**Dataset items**
————

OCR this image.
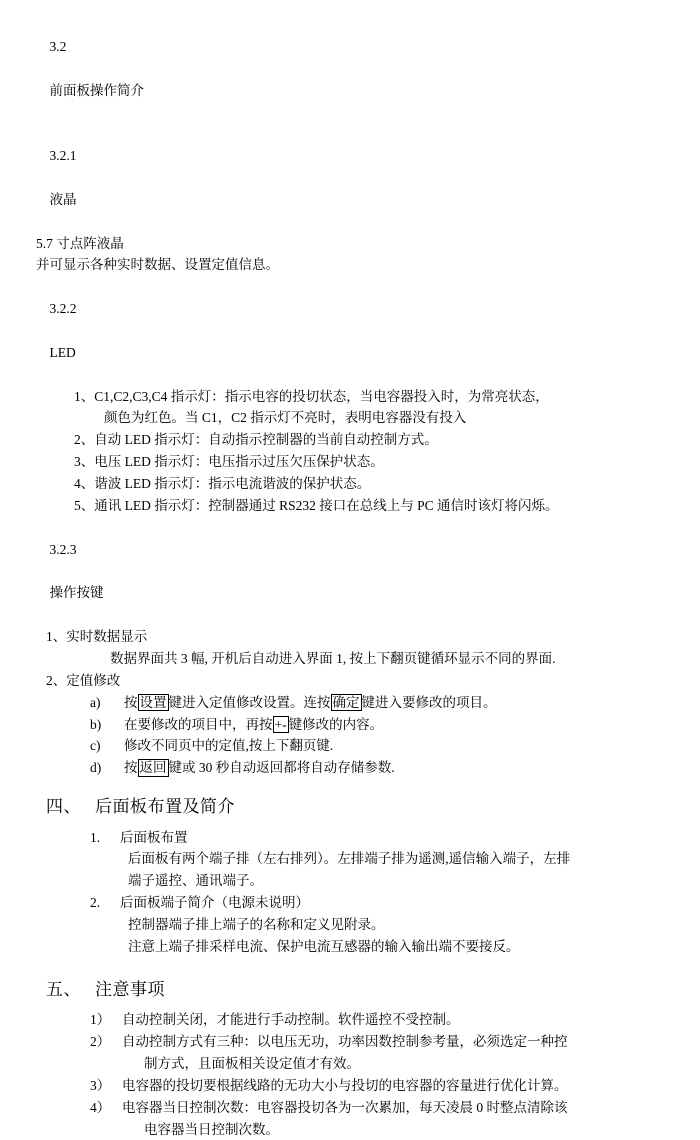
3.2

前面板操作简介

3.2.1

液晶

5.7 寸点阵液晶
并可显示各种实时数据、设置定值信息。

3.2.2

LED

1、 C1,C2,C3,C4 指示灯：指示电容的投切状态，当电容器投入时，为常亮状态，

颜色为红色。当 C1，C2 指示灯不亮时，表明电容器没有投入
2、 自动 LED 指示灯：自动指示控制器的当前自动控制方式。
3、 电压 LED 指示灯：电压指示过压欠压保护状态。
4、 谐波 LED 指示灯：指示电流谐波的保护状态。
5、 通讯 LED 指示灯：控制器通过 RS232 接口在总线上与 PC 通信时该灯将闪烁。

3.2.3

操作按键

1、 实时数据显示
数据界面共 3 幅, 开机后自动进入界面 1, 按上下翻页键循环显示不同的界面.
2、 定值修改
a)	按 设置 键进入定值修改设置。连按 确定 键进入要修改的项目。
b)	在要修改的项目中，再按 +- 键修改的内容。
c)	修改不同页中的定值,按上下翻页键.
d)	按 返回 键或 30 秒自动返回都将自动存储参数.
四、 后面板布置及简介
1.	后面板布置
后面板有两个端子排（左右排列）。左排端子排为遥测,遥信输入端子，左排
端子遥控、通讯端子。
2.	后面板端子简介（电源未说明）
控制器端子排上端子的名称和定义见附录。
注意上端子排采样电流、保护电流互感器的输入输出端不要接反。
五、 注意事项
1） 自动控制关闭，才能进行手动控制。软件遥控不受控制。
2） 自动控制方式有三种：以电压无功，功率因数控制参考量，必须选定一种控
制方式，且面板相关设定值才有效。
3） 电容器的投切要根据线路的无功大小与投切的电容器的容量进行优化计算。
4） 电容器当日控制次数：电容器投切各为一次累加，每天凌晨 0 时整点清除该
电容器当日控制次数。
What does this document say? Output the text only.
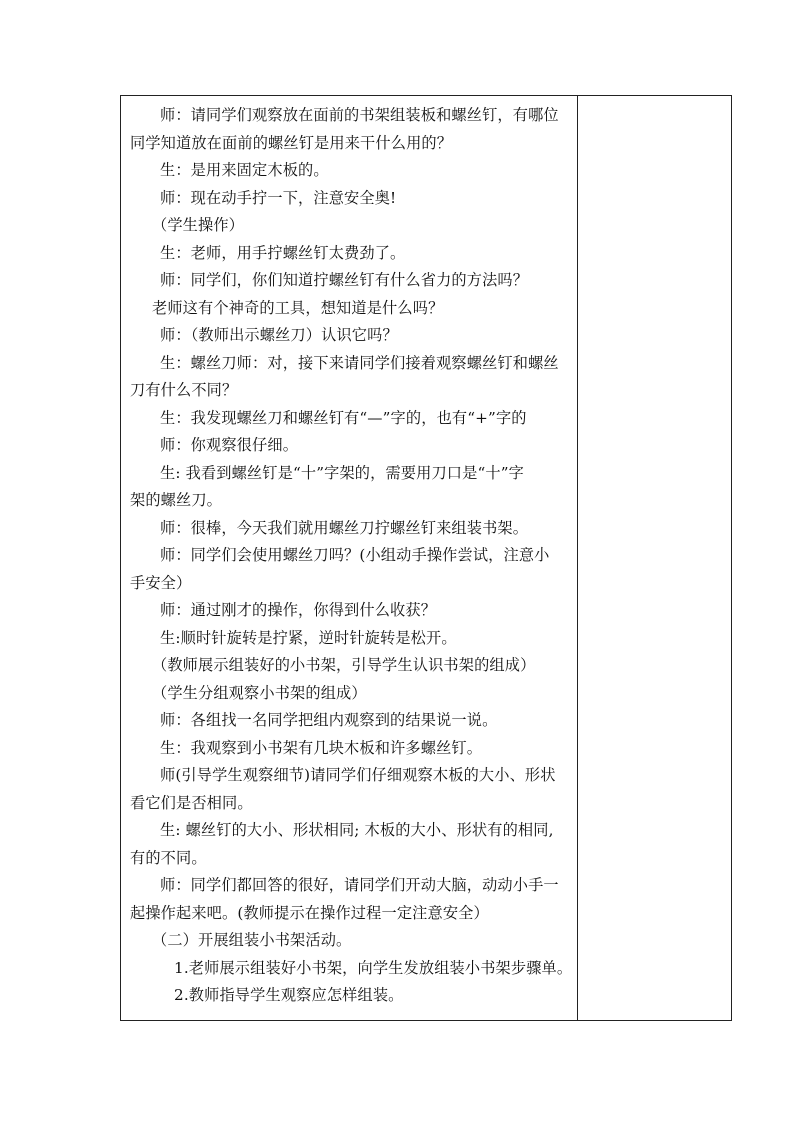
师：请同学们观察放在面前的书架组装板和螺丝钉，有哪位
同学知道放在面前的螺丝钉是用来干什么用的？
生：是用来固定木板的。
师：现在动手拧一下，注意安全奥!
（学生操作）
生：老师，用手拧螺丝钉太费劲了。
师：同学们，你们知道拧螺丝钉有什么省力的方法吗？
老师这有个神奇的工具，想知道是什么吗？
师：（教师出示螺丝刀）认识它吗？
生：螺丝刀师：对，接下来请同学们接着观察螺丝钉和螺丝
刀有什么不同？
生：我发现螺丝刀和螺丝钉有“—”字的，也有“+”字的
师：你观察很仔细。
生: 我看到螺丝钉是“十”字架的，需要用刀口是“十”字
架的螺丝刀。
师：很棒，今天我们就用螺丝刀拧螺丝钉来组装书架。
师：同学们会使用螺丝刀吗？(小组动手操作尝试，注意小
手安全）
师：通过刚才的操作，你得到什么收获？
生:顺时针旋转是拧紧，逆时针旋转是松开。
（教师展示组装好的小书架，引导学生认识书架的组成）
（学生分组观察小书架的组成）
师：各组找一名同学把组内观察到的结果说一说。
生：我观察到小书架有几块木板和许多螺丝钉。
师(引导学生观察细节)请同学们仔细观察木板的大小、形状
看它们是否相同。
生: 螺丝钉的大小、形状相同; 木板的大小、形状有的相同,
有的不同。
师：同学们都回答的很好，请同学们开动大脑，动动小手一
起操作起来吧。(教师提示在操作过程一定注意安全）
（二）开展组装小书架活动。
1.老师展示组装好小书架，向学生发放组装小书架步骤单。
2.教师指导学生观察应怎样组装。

————

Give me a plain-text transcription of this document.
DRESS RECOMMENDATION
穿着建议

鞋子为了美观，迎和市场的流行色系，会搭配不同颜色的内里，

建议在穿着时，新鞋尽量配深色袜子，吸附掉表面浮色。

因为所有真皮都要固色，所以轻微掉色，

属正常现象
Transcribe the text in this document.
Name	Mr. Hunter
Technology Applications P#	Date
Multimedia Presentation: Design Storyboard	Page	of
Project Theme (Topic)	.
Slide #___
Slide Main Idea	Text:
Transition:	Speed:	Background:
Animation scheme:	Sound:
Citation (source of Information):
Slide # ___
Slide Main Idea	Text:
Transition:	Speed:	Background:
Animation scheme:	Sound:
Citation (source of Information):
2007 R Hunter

————

**Required work**
Select all lines with the word "this" from the entries above.

**Output of the exercise**
OCR this image.
What does this document say? Output the text only.
Give me a plain-text transcription of this document.
Transcribe the text in this document.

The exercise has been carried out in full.